◆ TASK PROMPT ◆
Return only the number of lines holding the word "title".

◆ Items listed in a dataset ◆

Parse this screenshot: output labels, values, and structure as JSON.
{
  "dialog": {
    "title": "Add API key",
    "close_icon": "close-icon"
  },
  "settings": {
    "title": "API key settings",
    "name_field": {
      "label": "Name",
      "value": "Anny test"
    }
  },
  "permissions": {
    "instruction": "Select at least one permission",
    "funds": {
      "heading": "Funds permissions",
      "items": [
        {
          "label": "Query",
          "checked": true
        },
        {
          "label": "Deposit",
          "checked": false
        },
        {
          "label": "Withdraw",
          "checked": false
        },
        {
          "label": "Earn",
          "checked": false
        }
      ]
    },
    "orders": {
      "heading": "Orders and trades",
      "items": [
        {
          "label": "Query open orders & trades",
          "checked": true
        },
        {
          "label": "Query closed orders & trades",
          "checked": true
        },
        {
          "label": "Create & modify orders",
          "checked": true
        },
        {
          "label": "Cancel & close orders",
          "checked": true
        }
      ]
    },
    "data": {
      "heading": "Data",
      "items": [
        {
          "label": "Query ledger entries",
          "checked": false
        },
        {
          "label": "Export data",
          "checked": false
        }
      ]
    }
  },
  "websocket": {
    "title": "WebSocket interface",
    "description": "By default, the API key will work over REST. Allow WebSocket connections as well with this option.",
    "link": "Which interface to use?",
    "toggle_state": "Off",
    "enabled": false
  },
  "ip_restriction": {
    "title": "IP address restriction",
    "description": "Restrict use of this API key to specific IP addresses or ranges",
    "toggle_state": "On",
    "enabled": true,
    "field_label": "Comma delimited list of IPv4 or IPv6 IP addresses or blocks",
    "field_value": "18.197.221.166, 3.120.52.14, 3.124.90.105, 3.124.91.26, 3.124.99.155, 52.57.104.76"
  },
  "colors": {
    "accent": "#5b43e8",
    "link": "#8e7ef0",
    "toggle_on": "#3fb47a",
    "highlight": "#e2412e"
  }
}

◆ ANSWER TO THIS PROBLEM ◆
4